● OBJECTIVE
Scan the material and copy every line in which "MATEMÁTICA" appears.
— start GIVEN RECORDS —
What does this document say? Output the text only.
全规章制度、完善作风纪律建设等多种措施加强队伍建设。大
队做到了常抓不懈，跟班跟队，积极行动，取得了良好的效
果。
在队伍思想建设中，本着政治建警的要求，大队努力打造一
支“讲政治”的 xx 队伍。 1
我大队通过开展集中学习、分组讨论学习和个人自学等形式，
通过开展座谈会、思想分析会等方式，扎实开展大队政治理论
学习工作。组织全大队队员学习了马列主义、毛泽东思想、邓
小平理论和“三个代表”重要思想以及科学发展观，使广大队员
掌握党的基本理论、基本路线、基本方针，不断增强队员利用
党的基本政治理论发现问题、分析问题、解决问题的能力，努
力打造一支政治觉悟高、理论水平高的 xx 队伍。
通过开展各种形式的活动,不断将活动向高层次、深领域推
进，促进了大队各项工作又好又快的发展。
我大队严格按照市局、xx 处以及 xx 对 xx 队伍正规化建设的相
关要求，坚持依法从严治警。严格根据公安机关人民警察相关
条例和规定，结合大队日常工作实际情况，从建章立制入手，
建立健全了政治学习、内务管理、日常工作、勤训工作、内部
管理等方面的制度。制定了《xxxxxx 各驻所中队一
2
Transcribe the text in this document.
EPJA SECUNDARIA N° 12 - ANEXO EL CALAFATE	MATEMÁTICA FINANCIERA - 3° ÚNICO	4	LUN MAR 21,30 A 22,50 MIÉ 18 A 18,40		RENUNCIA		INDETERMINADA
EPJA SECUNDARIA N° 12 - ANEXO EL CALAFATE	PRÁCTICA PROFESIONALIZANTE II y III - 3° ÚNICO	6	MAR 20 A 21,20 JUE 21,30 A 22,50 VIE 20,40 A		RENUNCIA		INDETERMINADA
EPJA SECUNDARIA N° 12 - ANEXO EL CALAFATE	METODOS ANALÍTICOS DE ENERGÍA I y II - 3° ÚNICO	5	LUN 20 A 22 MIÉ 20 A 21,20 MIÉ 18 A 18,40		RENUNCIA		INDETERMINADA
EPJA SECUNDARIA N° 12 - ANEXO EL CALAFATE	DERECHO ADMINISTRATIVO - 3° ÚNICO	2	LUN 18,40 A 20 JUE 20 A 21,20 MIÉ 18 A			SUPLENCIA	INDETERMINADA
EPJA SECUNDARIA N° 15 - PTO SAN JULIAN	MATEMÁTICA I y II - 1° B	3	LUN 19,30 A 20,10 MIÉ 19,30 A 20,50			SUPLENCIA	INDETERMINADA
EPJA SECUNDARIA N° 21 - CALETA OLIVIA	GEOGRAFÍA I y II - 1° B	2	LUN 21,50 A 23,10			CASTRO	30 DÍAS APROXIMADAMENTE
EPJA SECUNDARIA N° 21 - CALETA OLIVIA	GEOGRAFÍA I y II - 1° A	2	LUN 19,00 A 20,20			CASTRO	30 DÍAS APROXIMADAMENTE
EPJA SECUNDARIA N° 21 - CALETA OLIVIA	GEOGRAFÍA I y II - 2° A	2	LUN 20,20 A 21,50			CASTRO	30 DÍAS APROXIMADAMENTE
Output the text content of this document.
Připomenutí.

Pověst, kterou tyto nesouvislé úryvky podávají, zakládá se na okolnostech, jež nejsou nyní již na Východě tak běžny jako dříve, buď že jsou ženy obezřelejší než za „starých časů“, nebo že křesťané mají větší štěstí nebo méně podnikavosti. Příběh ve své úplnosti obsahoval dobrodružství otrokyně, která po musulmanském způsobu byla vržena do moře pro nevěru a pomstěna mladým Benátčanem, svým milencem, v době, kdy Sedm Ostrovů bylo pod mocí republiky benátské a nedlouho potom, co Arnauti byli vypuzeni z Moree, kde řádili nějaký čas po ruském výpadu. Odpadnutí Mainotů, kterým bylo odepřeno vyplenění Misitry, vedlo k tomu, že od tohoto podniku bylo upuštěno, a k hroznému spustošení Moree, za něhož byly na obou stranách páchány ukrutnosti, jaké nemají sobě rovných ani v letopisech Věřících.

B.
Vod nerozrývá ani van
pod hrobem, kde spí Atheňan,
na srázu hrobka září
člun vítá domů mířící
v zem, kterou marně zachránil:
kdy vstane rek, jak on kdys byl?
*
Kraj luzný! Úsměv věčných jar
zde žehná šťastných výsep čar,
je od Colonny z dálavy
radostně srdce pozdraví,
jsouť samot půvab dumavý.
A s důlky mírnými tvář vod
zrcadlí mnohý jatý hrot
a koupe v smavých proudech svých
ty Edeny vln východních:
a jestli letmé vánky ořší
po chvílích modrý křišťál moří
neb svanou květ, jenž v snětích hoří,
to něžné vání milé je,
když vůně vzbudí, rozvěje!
— end GIVEN RECORDS —
● PROBLEM SOLUTION
EPJA SECUNDARIA N° 12 - ANEXO EL CALAFATE	MATEMÁTICA FINANCIERA - 3° ÚNICO	4	LUN MAR 21,30 A 22,50 MIÉ 18 A 18,40		RENUNCIA		INDETERMINADA
EPJA SECUNDARIA N° 15 - PTO SAN JULIAN	MATEMÁTICA I y II - 1° B	3	LUN 19,30 A 20,10 MIÉ 19,30 A 20,50			SUPLENCIA	INDETERMINADA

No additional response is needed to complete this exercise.